Short task: Select and reproduce each line of the listing below that bears the string "apply".

Material to process:
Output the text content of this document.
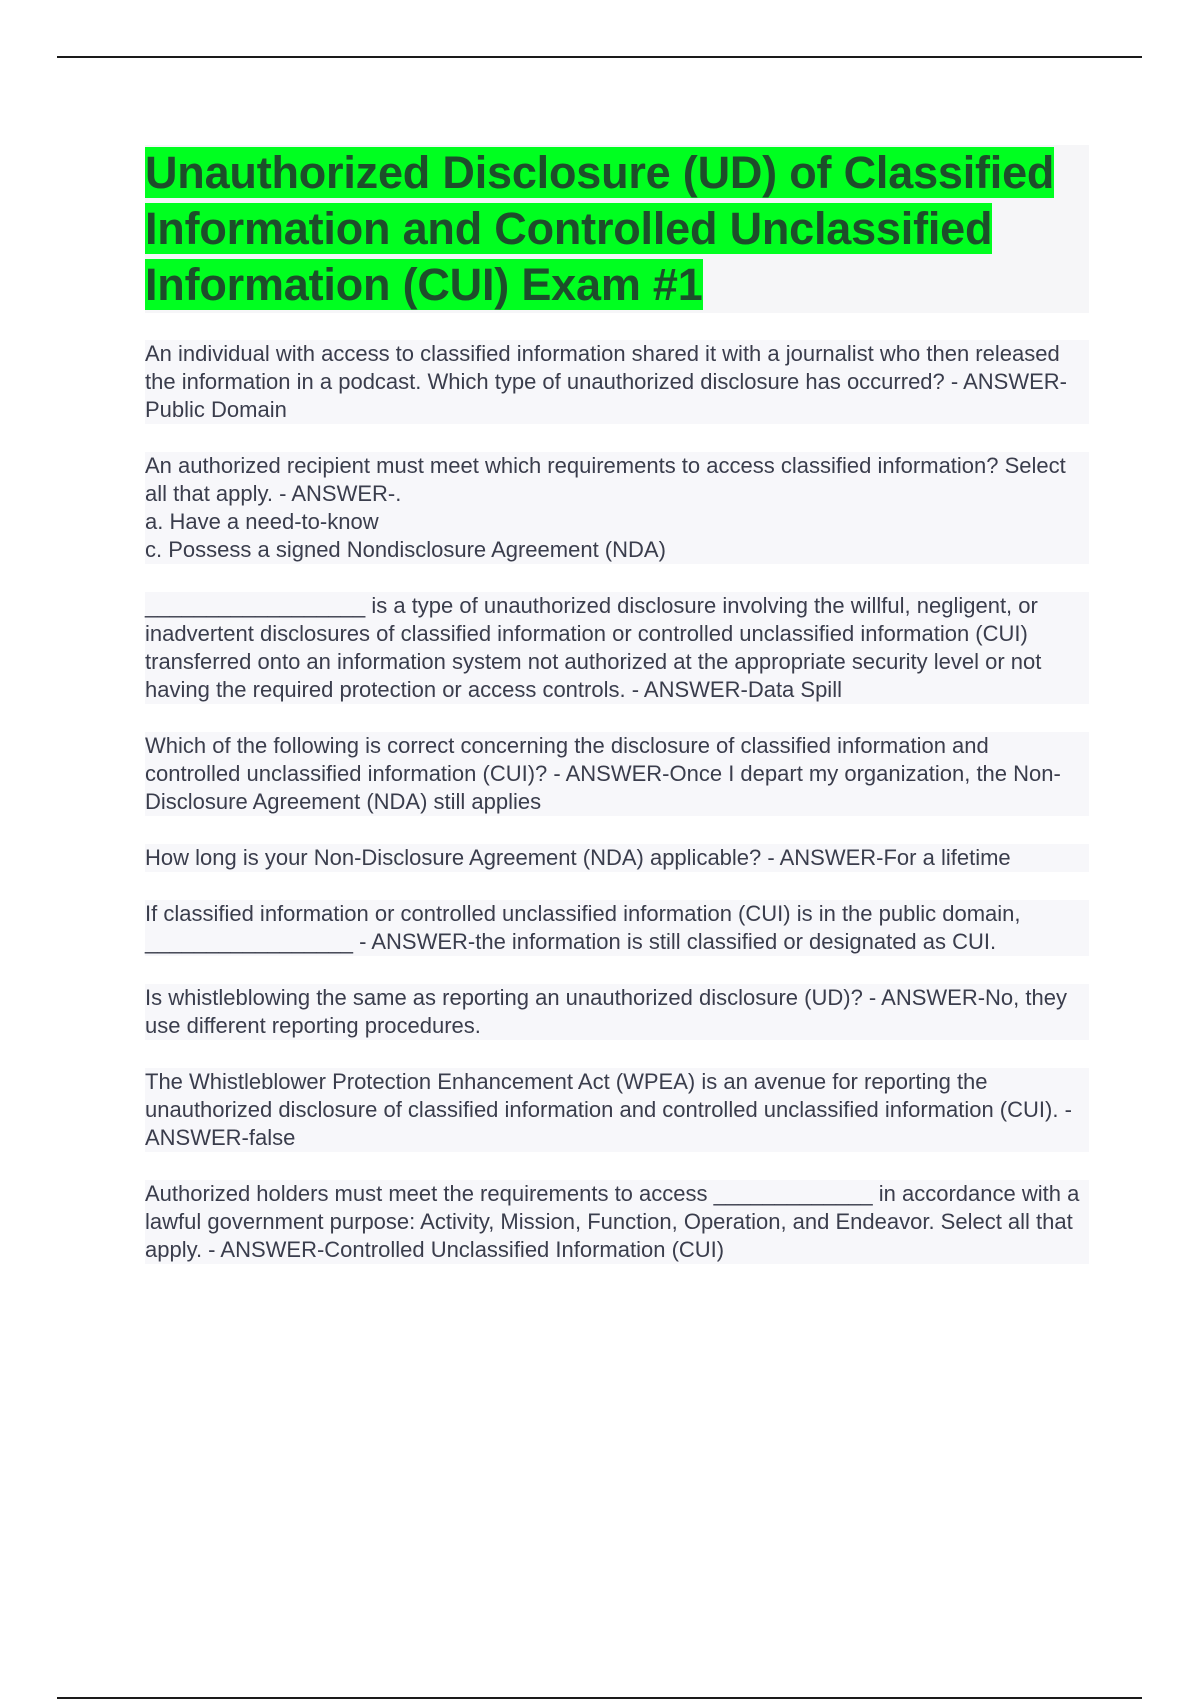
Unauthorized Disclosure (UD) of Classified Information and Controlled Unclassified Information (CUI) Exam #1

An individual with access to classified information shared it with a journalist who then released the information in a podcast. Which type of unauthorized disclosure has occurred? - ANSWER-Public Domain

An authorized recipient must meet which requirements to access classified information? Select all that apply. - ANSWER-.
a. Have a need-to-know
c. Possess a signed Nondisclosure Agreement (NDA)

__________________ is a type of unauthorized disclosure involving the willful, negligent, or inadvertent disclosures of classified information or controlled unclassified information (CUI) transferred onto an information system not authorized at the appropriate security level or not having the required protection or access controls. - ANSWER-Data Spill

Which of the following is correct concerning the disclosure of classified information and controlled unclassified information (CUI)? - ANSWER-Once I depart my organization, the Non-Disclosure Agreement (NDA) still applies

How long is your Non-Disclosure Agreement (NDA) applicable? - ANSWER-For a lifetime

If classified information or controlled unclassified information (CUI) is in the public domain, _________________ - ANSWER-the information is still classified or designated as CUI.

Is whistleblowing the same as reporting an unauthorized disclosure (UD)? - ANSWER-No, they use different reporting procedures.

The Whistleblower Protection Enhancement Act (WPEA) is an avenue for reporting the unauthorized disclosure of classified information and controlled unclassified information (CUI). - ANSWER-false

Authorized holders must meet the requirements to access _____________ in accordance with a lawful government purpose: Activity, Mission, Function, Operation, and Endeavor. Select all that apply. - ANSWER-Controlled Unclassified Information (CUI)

Expected output:
An authorized recipient must meet which requirements to access classified information? Select all that apply. - ANSWER-.
Authorized holders must meet the requirements to access _____________ in accordance with a lawful government purpose: Activity, Mission, Function, Operation, and Endeavor. Select all that apply. - ANSWER-Controlled Unclassified Information (CUI)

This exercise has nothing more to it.